-- Start Input records --
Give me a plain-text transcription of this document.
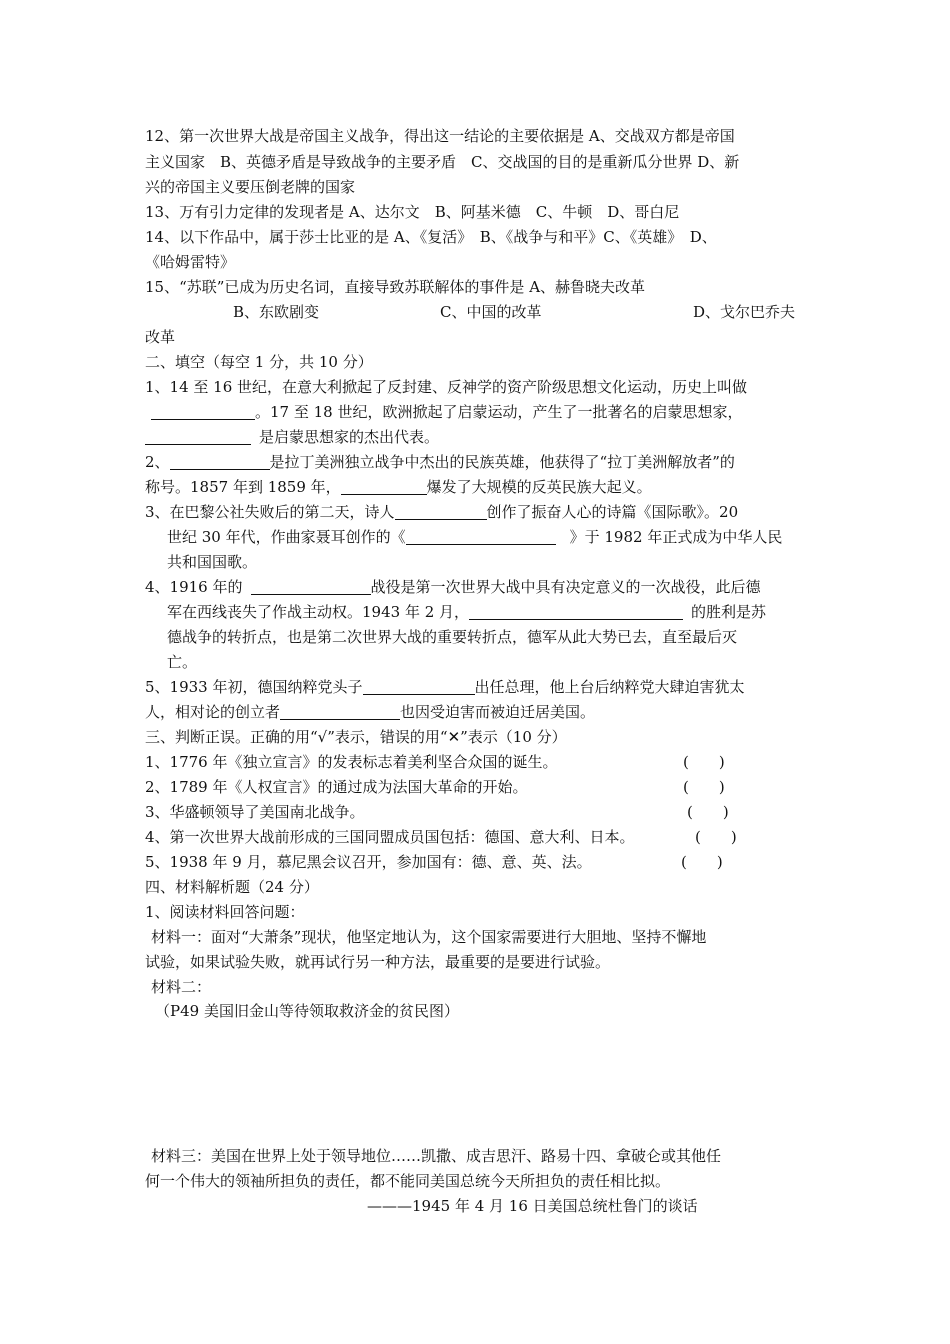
12、第一次世界大战是帝国主义战争，得出这一结论的主要依据是 A、交战双方都是帝国
主义国家　B、英德矛盾是导致战争的主要矛盾　C、交战国的目的是重新瓜分世界 D、新
兴的帝国主义要压倒老牌的国家
13、万有引力定律的发现者是 A、达尔文　B、阿基米德　C、牛顿　D、哥白尼
14、以下作品中，属于莎士比亚的是 A、《复活》　B、《战争与和平》C、《英雄》　D、
《哈姆雷特》
15、“苏联”已成为历史名词，直接导致苏联解体的事件是 A、赫鲁晓夫改革
B、东欧剧变	C、中国的改革	D、戈尔巴乔夫
改革
二、填空（每空 1 分，共 10 分）
1、14 至 16 世纪，在意大利掀起了反封建、反神学的资产阶级思想文化运动，历史上叫做
。17 至 18 世纪，欧洲掀起了启蒙运动，产生了一批著名的启蒙思想家，
是启蒙思想家的杰出代表。
2、	是拉丁美洲独立战争中杰出的民族英雄，他获得了“拉丁美洲解放者”的
称号。1857 年到 1859 年，	爆发了大规模的反英民族大起义。
3、在巴黎公社失败后的第二天，诗人	创作了振奋人心的诗篇《国际歌》。20
世纪 30 年代，作曲家聂耳创作的《	》于 1982 年正式成为中华人民
共和国国歌。
4、1916 年的	战役是第一次世界大战中具有决定意义的一次战役，此后德
军在西线丧失了作战主动权。1943 年 2 月，	的胜利是苏
德战争的转折点，也是第二次世界大战的重要转折点，德军从此大势已去，直至最后灭
亡。
5、1933 年初，德国纳粹党头子	出任总理，他上台后纳粹党大肆迫害犹太
人，相对论的创立者	也因受迫害而被迫迁居美国。
三、判断正误。正确的用“√”表示，错误的用“✕”表示（10 分）
1、1776 年《独立宣言》的发表标志着美利坚合众国的诞生。	(　　)
2、1789 年《人权宣言》的通过成为法国大革命的开始。	(　　)
3、华盛顿领导了美国南北战争。	(　　)
4、第一次世界大战前形成的三国同盟成员国包括：德国、意大利、日本。	(　　)
5、1938 年 9 月，慕尼黑会议召开，参加国有：德、意、英、法。	(　　)
四、材料解析题（24 分）
1、阅读材料回答问题：
材料一：面对“大萧条”现状，他坚定地认为，这个国家需要进行大胆地、坚持不懈地
试验，如果试验失败，就再试行另一种方法，最重要的是要进行试验。
材料二：
（P49 美国旧金山等待领取救济金的贫民图）
材料三：美国在世界上处于领导地位……凯撒、成吉思汗、路易十四、拿破仑或其他任
何一个伟大的领袖所担负的责任，都不能同美国总统今天所担负的责任相比拟。
———1945 年 4 月 16 日美国总统杜鲁门的谈话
-- End Input records --
Request
Replicate the material above verbatim; images stay out of the copy.

Solution to the problem
Give me a plain-text transcription of this document.
12、第一次世界大战是帝国主义战争，得出这一结论的主要依据是 A、交战双方都是帝国
主义国家　B、英德矛盾是导致战争的主要矛盾　C、交战国的目的是重新瓜分世界 D、新
兴的帝国主义要压倒老牌的国家
13、万有引力定律的发现者是 A、达尔文　B、阿基米德　C、牛顿　D、哥白尼
14、以下作品中，属于莎士比亚的是 A、《复活》　B、《战争与和平》C、《英雄》　D、
《哈姆雷特》
15、“苏联”已成为历史名词，直接导致苏联解体的事件是 A、赫鲁晓夫改革
B、东欧剧变	C、中国的改革	D、戈尔巴乔夫
改革
二、填空（每空 1 分，共 10 分）
1、14 至 16 世纪，在意大利掀起了反封建、反神学的资产阶级思想文化运动，历史上叫做
。17 至 18 世纪，欧洲掀起了启蒙运动，产生了一批著名的启蒙思想家，
是启蒙思想家的杰出代表。
2、	是拉丁美洲独立战争中杰出的民族英雄，他获得了“拉丁美洲解放者”的
称号。1857 年到 1859 年，	爆发了大规模的反英民族大起义。
3、在巴黎公社失败后的第二天，诗人	创作了振奋人心的诗篇《国际歌》。20
世纪 30 年代，作曲家聂耳创作的《	》于 1982 年正式成为中华人民
共和国国歌。
4、1916 年的	战役是第一次世界大战中具有决定意义的一次战役，此后德
军在西线丧失了作战主动权。1943 年 2 月，	的胜利是苏
德战争的转折点，也是第二次世界大战的重要转折点，德军从此大势已去，直至最后灭
亡。
5、1933 年初，德国纳粹党头子	出任总理，他上台后纳粹党大肆迫害犹太
人，相对论的创立者	也因受迫害而被迫迁居美国。
三、判断正误。正确的用“√”表示，错误的用“✕”表示（10 分）
1、1776 年《独立宣言》的发表标志着美利坚合众国的诞生。	(　　)
2、1789 年《人权宣言》的通过成为法国大革命的开始。	(　　)
3、华盛顿领导了美国南北战争。	(　　)
4、第一次世界大战前形成的三国同盟成员国包括：德国、意大利、日本。	(　　)
5、1938 年 9 月，慕尼黑会议召开，参加国有：德、意、英、法。	(　　)
四、材料解析题（24 分）
1、阅读材料回答问题：
材料一：面对“大萧条”现状，他坚定地认为，这个国家需要进行大胆地、坚持不懈地
试验，如果试验失败，就再试行另一种方法，最重要的是要进行试验。
材料二：
（P49 美国旧金山等待领取救济金的贫民图）
材料三：美国在世界上处于领导地位……凯撒、成吉思汗、路易十四、拿破仑或其他任
何一个伟大的领袖所担负的责任，都不能同美国总统今天所担负的责任相比拟。
———1945 年 4 月 16 日美国总统杜鲁门的谈话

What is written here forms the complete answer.